Dataset records:

....................

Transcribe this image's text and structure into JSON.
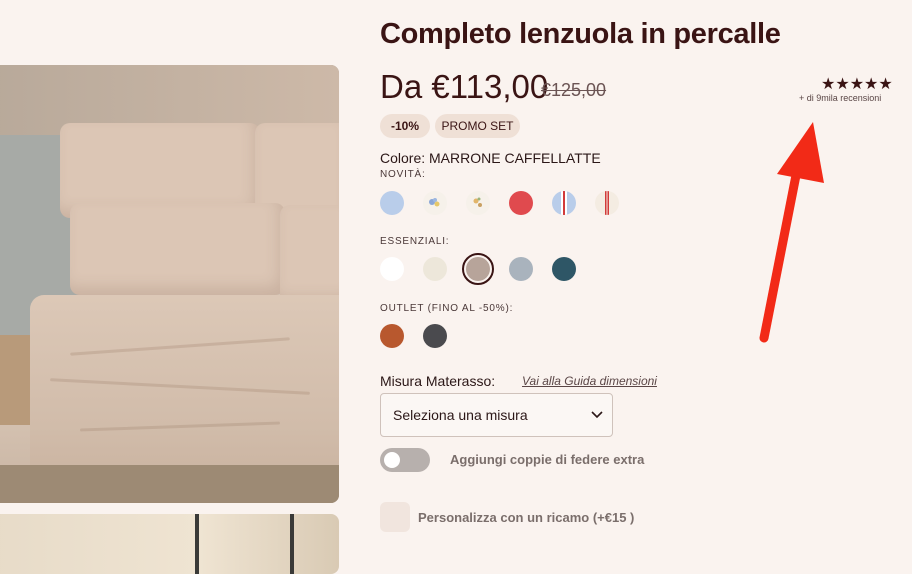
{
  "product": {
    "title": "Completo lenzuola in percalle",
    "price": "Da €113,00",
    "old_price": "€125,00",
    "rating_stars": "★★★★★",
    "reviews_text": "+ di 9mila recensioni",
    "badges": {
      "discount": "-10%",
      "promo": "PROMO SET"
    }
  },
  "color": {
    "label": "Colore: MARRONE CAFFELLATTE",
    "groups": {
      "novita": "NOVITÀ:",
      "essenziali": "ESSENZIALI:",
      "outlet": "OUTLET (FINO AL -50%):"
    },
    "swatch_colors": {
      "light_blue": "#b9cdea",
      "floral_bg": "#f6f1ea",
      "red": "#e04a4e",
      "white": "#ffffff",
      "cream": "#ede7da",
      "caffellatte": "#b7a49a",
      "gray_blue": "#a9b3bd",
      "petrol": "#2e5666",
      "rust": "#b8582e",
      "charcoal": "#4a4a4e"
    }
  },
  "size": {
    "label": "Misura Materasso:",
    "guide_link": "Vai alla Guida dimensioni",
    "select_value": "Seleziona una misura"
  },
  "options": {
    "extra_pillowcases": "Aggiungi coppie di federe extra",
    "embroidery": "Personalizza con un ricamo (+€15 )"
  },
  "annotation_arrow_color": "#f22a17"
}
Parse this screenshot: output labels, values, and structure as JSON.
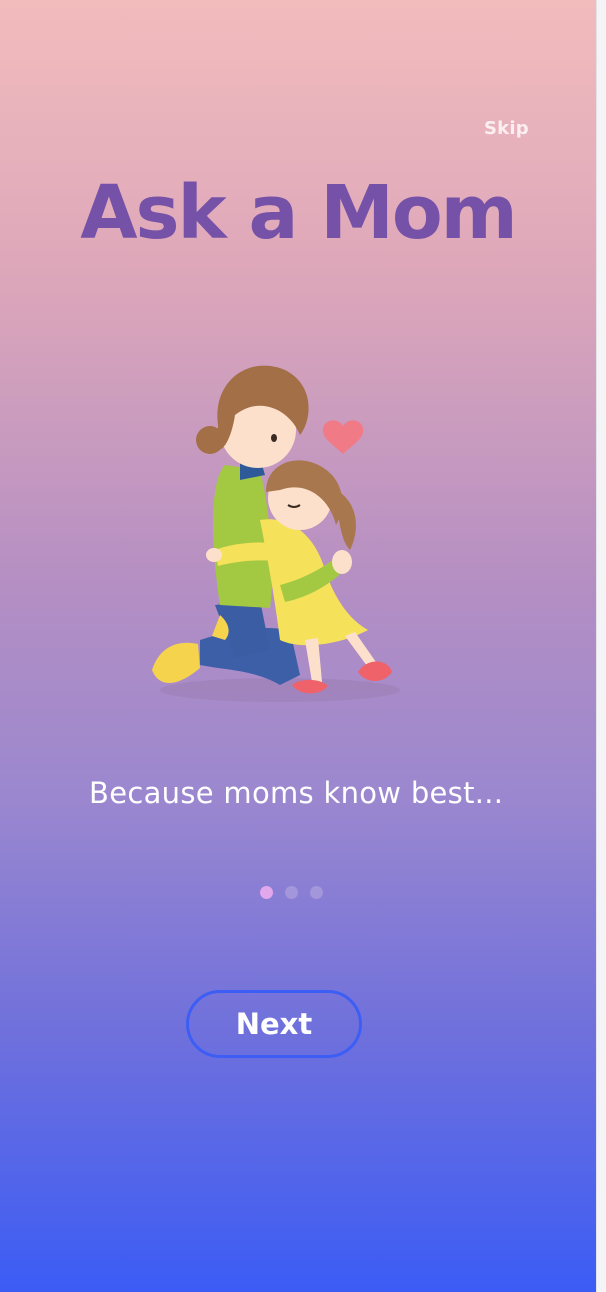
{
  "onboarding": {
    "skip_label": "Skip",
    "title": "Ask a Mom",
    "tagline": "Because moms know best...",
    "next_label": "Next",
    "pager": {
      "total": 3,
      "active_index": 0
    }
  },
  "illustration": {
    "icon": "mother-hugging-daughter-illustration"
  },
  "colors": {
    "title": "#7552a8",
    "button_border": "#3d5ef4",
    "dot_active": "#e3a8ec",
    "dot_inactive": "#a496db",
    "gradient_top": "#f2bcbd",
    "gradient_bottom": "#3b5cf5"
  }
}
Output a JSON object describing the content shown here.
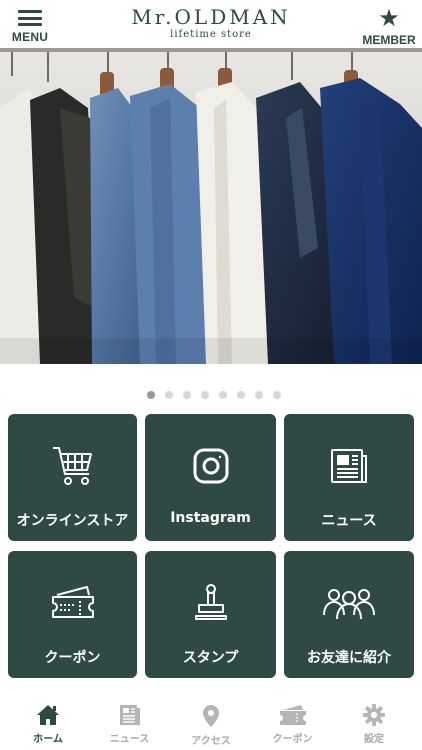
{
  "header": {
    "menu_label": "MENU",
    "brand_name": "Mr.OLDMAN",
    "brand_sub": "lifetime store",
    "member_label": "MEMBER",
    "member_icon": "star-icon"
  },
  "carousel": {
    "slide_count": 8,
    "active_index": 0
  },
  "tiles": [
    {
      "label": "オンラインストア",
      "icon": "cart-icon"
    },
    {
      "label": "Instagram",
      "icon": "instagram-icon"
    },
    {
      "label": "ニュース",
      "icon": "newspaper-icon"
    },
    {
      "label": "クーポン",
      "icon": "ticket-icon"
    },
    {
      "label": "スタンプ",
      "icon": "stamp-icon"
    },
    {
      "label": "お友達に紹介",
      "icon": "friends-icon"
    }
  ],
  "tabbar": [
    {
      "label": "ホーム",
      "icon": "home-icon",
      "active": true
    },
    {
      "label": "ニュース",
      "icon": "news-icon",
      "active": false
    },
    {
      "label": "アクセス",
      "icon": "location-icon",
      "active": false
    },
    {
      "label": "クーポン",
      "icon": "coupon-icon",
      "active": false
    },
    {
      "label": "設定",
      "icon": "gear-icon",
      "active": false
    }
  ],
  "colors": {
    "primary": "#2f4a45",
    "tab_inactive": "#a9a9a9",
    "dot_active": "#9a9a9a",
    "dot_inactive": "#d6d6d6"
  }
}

....................

— TASK GOAL —
Nothing but the pictures may be dropped; output the records above exactly.

— SOLUTION —
Transcribe this image's text and structure into JSON.
{
  "product": {
    "title": "Completo lenzuola in percalle",
    "price": "Da €113,00",
    "old_price": "€125,00",
    "rating_stars": "★★★★★",
    "reviews_text": "+ di 9mila recensioni",
    "badges": {
      "discount": "-10%",
      "promo": "PROMO SET"
    }
  },
  "color": {
    "label": "Colore: MARRONE CAFFELLATTE",
    "groups": {
      "novita": "NOVITÀ:",
      "essenziali": "ESSENZIALI:",
      "outlet": "OUTLET (FINO AL -50%):"
    },
    "swatch_colors": {
      "light_blue": "#b9cdea",
      "floral_bg": "#f6f1ea",
      "red": "#e04a4e",
      "white": "#ffffff",
      "cream": "#ede7da",
      "caffellatte": "#b7a49a",
      "gray_blue": "#a9b3bd",
      "petrol": "#2e5666",
      "rust": "#b8582e",
      "charcoal": "#4a4a4e"
    }
  },
  "size": {
    "label": "Misura Materasso:",
    "guide_link": "Vai alla Guida dimensioni",
    "select_value": "Seleziona una misura"
  },
  "options": {
    "extra_pillowcases": "Aggiungi coppie di federe extra",
    "embroidery": "Personalizza con un ricamo (+€15 )"
  },
  "annotation_arrow_color": "#f22a17"
}
Parse this screenshot: output labels, values, and structure as JSON.
{
  "onboarding": {
    "skip_label": "Skip",
    "title": "Ask a Mom",
    "tagline": "Because moms know best...",
    "next_label": "Next",
    "pager": {
      "total": 3,
      "active_index": 0
    }
  },
  "illustration": {
    "icon": "mother-hugging-daughter-illustration"
  },
  "colors": {
    "title": "#7552a8",
    "button_border": "#3d5ef4",
    "dot_active": "#e3a8ec",
    "dot_inactive": "#a496db",
    "gradient_top": "#f2bcbd",
    "gradient_bottom": "#3b5cf5"
  }
}
Output a JSON object describing the content shown here.
{
  "header": {
    "menu_label": "MENU",
    "brand_name": "Mr.OLDMAN",
    "brand_sub": "lifetime store",
    "member_label": "MEMBER",
    "member_icon": "star-icon"
  },
  "carousel": {
    "slide_count": 8,
    "active_index": 0
  },
  "tiles": [
    {
      "label": "オンラインストア",
      "icon": "cart-icon"
    },
    {
      "label": "Instagram",
      "icon": "instagram-icon"
    },
    {
      "label": "ニュース",
      "icon": "newspaper-icon"
    },
    {
      "label": "クーポン",
      "icon": "ticket-icon"
    },
    {
      "label": "スタンプ",
      "icon": "stamp-icon"
    },
    {
      "label": "お友達に紹介",
      "icon": "friends-icon"
    }
  ],
  "tabbar": [
    {
      "label": "ホーム",
      "icon": "home-icon",
      "active": true
    },
    {
      "label": "ニュース",
      "icon": "news-icon",
      "active": false
    },
    {
      "label": "アクセス",
      "icon": "location-icon",
      "active": false
    },
    {
      "label": "クーポン",
      "icon": "coupon-icon",
      "active": false
    },
    {
      "label": "設定",
      "icon": "gear-icon",
      "active": false
    }
  ],
  "colors": {
    "primary": "#2f4a45",
    "tab_inactive": "#a9a9a9",
    "dot_active": "#9a9a9a",
    "dot_inactive": "#d6d6d6"
  }
}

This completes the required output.